▶ _Provided information_
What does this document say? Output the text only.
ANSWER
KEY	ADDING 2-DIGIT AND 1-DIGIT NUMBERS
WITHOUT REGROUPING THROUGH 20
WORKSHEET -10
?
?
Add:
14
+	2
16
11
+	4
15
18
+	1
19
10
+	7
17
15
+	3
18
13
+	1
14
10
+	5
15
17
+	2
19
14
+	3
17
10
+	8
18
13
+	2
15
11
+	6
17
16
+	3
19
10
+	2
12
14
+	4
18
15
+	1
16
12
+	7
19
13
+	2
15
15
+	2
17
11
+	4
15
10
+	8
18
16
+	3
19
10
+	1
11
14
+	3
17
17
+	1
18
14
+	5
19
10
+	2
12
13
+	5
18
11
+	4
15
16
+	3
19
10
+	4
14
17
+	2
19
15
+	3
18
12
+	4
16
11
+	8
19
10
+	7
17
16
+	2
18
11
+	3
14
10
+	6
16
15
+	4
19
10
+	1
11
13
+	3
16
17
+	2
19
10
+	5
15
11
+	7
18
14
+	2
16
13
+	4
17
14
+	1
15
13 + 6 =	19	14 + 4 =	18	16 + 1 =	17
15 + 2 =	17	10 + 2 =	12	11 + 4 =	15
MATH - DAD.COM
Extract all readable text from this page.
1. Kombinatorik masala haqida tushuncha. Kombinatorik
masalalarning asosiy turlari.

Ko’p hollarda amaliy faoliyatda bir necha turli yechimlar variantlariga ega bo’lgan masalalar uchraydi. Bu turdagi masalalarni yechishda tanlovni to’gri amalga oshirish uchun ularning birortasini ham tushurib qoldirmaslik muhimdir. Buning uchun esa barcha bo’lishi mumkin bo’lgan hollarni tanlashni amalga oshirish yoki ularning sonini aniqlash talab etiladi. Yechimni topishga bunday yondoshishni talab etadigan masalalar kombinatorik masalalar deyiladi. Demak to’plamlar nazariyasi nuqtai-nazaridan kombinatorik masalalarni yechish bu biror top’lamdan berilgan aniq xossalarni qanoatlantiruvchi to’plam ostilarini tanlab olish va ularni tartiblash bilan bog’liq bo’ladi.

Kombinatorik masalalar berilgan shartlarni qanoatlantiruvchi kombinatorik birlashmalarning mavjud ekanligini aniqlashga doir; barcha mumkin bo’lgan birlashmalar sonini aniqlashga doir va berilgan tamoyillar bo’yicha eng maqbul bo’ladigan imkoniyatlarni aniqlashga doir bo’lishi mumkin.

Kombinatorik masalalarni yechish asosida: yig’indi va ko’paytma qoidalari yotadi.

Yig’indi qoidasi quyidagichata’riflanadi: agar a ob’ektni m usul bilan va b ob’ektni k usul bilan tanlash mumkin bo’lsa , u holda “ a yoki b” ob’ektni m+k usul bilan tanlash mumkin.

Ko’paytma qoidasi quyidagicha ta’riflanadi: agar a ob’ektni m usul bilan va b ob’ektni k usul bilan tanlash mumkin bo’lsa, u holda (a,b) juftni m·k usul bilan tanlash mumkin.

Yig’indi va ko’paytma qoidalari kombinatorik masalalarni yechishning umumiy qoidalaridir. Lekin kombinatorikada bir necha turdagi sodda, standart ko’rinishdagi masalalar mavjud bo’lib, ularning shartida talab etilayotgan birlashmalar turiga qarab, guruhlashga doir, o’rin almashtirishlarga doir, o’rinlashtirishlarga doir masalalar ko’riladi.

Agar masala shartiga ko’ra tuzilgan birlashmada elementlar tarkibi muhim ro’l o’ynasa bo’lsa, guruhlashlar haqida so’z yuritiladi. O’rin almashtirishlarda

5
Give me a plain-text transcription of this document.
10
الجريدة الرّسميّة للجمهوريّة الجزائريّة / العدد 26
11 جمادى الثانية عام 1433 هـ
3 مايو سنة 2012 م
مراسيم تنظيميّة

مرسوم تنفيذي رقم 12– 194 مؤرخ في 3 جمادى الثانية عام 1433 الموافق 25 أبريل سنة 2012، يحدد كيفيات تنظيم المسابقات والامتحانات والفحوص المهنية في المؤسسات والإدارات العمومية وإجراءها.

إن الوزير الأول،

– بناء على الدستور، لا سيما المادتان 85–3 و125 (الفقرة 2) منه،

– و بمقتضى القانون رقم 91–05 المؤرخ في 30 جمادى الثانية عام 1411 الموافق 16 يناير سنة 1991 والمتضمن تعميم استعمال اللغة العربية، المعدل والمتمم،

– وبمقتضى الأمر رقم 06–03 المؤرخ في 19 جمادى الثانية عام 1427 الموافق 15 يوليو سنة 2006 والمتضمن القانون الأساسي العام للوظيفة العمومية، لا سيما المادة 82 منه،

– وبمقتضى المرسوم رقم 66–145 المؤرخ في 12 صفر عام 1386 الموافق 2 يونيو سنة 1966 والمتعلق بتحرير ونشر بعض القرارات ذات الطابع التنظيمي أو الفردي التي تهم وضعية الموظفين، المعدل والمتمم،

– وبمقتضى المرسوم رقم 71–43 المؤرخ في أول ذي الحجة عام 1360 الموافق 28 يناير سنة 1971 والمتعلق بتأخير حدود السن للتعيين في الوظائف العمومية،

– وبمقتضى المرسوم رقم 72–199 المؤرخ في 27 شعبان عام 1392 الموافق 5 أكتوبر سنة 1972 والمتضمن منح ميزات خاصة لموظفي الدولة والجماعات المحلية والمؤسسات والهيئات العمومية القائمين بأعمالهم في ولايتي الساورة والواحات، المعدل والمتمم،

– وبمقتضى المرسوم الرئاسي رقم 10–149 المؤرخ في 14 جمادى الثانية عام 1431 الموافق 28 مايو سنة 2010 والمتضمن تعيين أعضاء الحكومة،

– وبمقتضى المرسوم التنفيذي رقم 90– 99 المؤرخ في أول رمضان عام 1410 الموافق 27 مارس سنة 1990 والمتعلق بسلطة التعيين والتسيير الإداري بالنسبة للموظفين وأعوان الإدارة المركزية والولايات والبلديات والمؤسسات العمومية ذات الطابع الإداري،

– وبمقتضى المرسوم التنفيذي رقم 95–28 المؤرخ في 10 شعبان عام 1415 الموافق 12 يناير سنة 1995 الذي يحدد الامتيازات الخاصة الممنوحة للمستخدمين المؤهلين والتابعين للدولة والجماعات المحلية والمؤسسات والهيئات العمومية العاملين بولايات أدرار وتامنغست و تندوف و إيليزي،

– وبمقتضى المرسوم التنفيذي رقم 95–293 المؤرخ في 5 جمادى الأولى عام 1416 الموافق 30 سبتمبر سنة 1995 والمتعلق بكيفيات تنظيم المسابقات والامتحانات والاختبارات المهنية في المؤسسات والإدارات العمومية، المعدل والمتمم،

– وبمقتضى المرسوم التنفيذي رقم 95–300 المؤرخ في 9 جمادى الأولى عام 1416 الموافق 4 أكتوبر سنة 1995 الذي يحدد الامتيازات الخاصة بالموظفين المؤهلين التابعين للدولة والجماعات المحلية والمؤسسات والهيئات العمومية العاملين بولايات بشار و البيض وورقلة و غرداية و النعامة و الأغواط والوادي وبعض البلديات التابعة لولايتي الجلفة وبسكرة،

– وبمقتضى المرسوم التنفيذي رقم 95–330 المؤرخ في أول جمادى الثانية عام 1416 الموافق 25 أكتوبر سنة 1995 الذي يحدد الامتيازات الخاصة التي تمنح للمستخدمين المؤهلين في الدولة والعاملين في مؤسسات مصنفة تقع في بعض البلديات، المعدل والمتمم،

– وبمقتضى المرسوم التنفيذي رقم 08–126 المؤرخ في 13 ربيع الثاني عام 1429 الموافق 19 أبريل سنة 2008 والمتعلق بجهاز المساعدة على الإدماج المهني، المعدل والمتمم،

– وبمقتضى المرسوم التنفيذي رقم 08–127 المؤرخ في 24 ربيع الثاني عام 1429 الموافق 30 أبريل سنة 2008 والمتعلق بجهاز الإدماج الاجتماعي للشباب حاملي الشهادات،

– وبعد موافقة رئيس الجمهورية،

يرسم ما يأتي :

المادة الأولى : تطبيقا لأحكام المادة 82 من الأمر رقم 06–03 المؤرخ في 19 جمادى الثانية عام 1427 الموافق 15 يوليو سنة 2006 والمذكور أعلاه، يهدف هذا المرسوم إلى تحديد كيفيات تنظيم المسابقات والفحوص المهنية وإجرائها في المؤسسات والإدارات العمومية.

▶ _Challenge_
Find every line in the listing that holds the string "document", then say how many there are as a bare number.

▶ _Task output_
2